**PROBLEM DESCRIPTION**
Give the number of lines in this listing that contain "Network", with no other words.

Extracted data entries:
* * *

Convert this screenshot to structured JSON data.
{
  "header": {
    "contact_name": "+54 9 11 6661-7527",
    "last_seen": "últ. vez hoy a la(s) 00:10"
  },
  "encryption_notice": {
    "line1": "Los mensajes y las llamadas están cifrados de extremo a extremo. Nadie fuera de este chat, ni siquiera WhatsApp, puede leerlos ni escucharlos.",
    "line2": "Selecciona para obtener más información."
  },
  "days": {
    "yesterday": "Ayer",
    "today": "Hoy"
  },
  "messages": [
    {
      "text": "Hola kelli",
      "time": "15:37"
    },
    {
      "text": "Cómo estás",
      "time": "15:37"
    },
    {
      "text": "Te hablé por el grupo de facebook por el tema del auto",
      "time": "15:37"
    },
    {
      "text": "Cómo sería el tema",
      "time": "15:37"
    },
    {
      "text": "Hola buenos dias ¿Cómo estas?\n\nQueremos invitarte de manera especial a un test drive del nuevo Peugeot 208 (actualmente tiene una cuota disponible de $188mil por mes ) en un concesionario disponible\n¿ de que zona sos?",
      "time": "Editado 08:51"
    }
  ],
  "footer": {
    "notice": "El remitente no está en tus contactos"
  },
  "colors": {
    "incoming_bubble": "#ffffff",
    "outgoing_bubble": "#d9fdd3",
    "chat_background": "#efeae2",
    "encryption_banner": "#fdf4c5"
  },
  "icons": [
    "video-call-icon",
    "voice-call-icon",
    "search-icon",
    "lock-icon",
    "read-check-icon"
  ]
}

* * *

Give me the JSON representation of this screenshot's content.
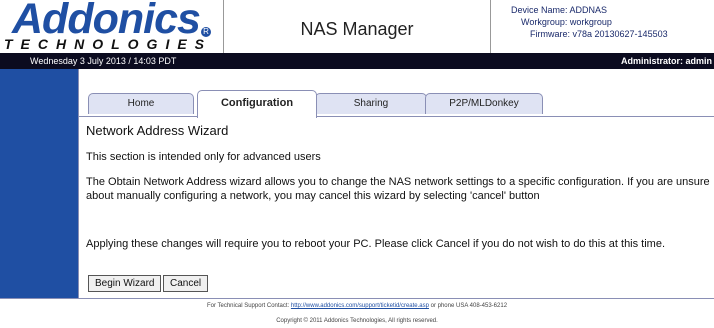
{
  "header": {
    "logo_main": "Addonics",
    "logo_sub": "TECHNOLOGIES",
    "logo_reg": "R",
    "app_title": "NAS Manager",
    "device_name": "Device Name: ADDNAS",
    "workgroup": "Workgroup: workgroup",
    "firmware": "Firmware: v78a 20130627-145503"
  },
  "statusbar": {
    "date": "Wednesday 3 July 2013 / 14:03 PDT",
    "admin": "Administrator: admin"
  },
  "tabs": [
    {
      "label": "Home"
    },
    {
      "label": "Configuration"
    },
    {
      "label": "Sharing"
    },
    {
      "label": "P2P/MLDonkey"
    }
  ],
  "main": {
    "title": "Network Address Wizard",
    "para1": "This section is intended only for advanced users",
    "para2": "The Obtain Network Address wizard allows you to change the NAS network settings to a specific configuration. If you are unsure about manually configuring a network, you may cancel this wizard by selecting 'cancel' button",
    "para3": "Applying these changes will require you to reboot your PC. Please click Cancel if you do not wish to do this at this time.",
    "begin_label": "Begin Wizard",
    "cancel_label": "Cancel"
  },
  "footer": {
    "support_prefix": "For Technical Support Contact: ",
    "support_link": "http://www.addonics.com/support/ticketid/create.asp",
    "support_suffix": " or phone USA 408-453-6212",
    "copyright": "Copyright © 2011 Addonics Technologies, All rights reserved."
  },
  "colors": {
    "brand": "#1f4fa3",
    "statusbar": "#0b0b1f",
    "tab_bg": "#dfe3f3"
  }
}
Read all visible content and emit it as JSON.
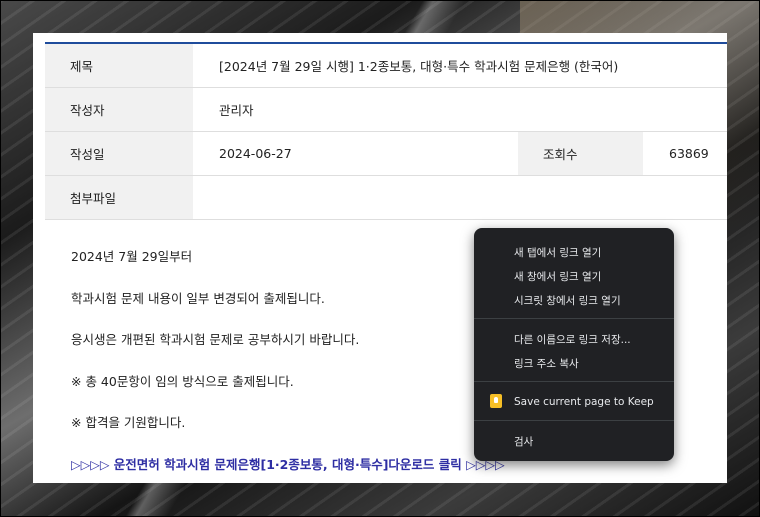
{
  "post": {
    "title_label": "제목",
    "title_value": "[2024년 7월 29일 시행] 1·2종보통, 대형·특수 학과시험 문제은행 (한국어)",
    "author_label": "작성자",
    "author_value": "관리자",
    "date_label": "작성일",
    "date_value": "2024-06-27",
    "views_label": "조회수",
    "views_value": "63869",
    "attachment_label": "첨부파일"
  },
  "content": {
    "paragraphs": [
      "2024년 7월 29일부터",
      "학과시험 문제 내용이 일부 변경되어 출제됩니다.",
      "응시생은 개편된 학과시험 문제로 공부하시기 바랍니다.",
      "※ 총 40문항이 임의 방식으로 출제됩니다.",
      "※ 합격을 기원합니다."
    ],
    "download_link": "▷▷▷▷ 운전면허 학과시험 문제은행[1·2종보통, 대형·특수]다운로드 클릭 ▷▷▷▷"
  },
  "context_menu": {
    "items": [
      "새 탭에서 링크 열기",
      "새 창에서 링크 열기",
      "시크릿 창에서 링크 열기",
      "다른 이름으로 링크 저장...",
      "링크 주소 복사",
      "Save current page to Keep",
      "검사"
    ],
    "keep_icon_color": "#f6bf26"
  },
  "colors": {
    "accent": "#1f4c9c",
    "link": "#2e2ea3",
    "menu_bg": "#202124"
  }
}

* * *

**ANSWER BELOW**
2